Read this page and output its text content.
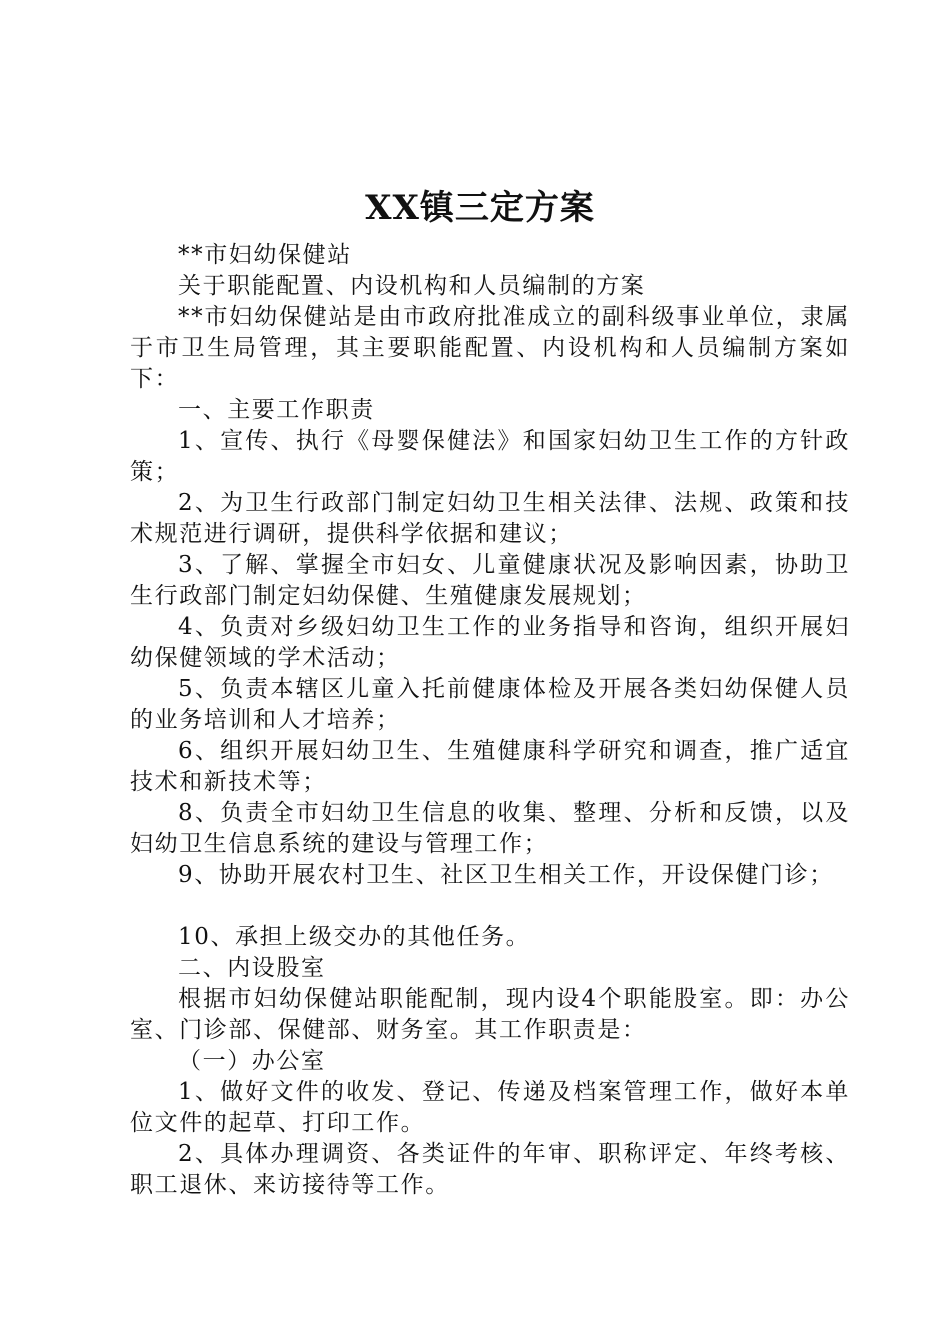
XX镇三定方案

**市妇幼保健站

关于职能配置、内设机构和人员编制的方案

**市妇幼保健站是由市政府批准成立的副科级事业单位，隶属于市卫生局管理，其主要职能配置、内设机构和人员编制方案如下：

一、主要工作职责

1、宣传、执行《母婴保健法》和国家妇幼卫生工作的方针政策；

2、为卫生行政部门制定妇幼卫生相关法律、法规、政策和技术规范进行调研，提供科学依据和建议；

3、了解、掌握全市妇女、儿童健康状况及影响因素，协助卫生行政部门制定妇幼保健、生殖健康发展规划；

4、负责对乡级妇幼卫生工作的业务指导和咨询，组织开展妇幼保健领域的学术活动；

5、负责本辖区儿童入托前健康体检及开展各类妇幼保健人员的业务培训和人才培养；

6、组织开展妇幼卫生、生殖健康科学研究和调查，推广适宜技术和新技术等；

8、负责全市妇幼卫生信息的收集、整理、分析和反馈，以及妇幼卫生信息系统的建设与管理工作；

9、协助开展农村卫生、社区卫生相关工作，开设保健门诊；

10、承担上级交办的其他任务。

二、内设股室

根据市妇幼保健站职能配制，现内设4个职能股室。即：办公室、门诊部、保健部、财务室。其工作职责是：

（一）办公室

1、做好文件的收发、登记、传递及档案管理工作，做好本单位文件的起草、打印工作。

2、具体办理调资、各类证件的年审、职称评定、年终考核、职工退休、来访接待等工作。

● **INSTRUCTIONS TO FOLLOW**:
From the listing, extract all text exactly as given and drop any picture.

● **SOLUTION FOR THIS TASK**:
Read this page and output its text content.
XX镇三定方案

**市妇幼保健站

关于职能配置、内设机构和人员编制的方案

**市妇幼保健站是由市政府批准成立的副科级事业单位，隶属于市卫生局管理，其主要职能配置、内设机构和人员编制方案如下：

一、主要工作职责

1、宣传、执行《母婴保健法》和国家妇幼卫生工作的方针政策；

2、为卫生行政部门制定妇幼卫生相关法律、法规、政策和技术规范进行调研，提供科学依据和建议；

3、了解、掌握全市妇女、儿童健康状况及影响因素，协助卫生行政部门制定妇幼保健、生殖健康发展规划；

4、负责对乡级妇幼卫生工作的业务指导和咨询，组织开展妇幼保健领域的学术活动；

5、负责本辖区儿童入托前健康体检及开展各类妇幼保健人员的业务培训和人才培养；

6、组织开展妇幼卫生、生殖健康科学研究和调查，推广适宜技术和新技术等；

8、负责全市妇幼卫生信息的收集、整理、分析和反馈，以及妇幼卫生信息系统的建设与管理工作；

9、协助开展农村卫生、社区卫生相关工作，开设保健门诊；

10、承担上级交办的其他任务。

二、内设股室

根据市妇幼保健站职能配制，现内设4个职能股室。即：办公室、门诊部、保健部、财务室。其工作职责是：

（一）办公室

1、做好文件的收发、登记、传递及档案管理工作，做好本单位文件的起草、打印工作。

2、具体办理调资、各类证件的年审、职称评定、年终考核、职工退休、来访接待等工作。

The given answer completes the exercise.